■ **DIRECTIONS**: Reproduce each line that includes the word "many".

(Stored items from a collection)
· · · · ·
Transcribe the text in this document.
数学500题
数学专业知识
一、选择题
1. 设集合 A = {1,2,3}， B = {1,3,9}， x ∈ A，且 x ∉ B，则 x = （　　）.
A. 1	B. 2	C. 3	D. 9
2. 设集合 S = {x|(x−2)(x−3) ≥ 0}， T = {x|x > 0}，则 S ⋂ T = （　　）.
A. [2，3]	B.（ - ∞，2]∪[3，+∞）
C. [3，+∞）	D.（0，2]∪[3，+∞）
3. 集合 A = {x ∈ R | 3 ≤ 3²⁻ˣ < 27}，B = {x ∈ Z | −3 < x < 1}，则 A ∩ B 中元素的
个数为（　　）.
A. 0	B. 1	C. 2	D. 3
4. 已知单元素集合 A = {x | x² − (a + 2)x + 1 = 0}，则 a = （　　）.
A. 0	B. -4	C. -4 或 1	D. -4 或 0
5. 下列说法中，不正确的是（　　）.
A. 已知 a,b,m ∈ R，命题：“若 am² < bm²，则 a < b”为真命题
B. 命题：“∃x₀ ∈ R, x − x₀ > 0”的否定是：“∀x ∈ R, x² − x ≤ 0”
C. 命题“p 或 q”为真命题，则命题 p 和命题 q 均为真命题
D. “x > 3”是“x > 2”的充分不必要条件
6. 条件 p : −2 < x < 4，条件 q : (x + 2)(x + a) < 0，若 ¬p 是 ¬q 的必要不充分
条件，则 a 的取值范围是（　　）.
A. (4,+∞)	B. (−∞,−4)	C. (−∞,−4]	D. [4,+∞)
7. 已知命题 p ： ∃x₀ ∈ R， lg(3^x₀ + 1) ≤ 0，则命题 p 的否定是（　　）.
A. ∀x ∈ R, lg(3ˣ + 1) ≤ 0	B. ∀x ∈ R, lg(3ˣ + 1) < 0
· · · · ·
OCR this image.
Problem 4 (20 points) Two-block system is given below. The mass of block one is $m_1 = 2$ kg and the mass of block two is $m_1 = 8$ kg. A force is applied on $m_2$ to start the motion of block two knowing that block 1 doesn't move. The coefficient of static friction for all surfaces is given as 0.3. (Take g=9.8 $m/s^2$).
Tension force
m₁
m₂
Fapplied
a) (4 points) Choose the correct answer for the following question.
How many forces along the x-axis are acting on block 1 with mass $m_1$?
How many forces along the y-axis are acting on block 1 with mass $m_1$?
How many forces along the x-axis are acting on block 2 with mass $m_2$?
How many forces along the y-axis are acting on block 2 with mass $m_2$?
· · · · ·
■ **FULL ANSWER**:
How many forces along the x-axis are acting on block 1 with mass $m_1$?
How many forces along the y-axis are acting on block 1 with mass $m_1$?
How many forces along the x-axis are acting on block 2 with mass $m_2$?
How many forces along the y-axis are acting on block 2 with mass $m_2$?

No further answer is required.